**** The input ****

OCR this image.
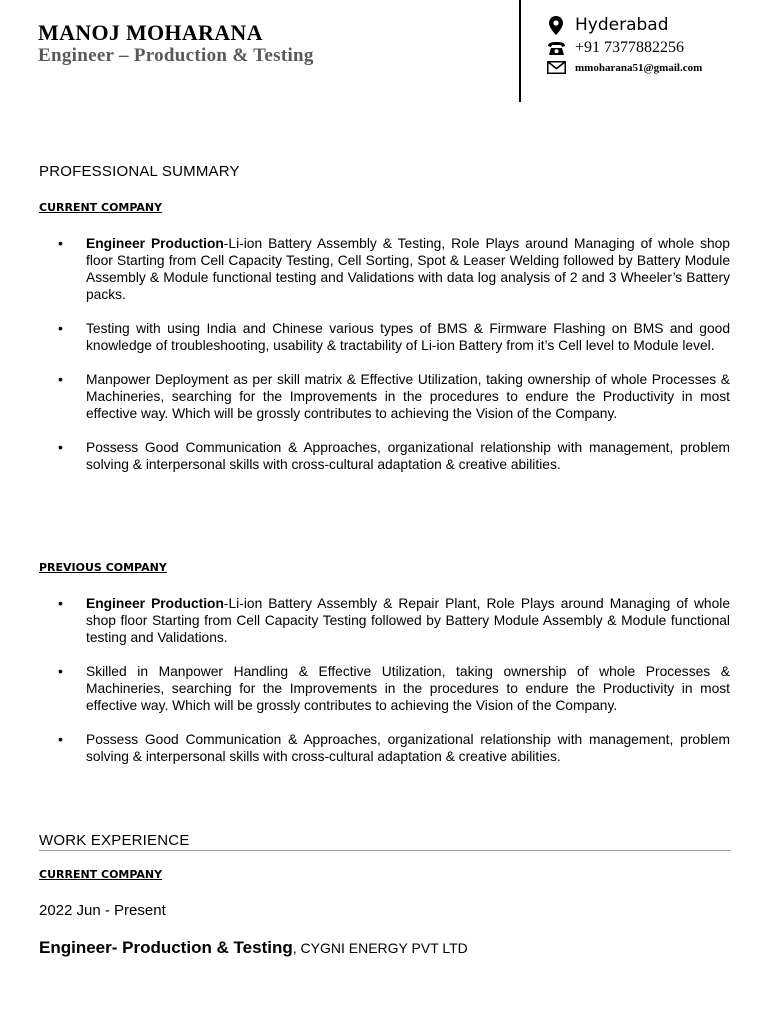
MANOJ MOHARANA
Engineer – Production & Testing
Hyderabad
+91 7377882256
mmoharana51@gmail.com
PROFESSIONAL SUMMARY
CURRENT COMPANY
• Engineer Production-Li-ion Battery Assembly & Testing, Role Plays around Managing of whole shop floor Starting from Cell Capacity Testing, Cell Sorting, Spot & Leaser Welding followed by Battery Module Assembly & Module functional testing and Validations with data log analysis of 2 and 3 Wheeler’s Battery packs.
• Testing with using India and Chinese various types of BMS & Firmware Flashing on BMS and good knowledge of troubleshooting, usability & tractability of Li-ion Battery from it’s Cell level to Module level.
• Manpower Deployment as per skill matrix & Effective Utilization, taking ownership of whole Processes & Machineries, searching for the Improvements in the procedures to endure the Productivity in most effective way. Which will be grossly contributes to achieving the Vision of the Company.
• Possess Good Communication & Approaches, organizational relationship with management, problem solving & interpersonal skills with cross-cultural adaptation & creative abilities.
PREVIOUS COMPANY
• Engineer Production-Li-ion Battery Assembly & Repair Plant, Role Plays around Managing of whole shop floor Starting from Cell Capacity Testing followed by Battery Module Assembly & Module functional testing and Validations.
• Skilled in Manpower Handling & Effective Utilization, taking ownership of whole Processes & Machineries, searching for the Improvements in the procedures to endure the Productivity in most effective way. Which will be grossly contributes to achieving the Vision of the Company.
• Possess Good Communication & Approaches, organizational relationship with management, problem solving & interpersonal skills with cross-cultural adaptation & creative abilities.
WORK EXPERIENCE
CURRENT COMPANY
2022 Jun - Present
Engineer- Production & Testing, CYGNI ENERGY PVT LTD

****

Exercise brief: Pull out every line of the records above that contains the word "Testing".

Response to this task:
Engineer – Production & Testing
• Engineer Production-Li-ion Battery Assembly & Testing, Role Plays around Managing of whole shop floor Starting from Cell Capacity Testing, Cell Sorting, Spot & Leaser Welding followed by Battery Module Assembly & Module functional testing and Validations with data log analysis of 2 and 3 Wheeler’s Battery packs.
• Testing with using India and Chinese various types of BMS & Firmware Flashing on BMS and good knowledge of troubleshooting, usability & tractability of Li-ion Battery from it’s Cell level to Module level.
• Engineer Production-Li-ion Battery Assembly & Repair Plant, Role Plays around Managing of whole shop floor Starting from Cell Capacity Testing followed by Battery Module Assembly & Module functional testing and Validations.
Engineer- Production & Testing, CYGNI ENERGY PVT LTD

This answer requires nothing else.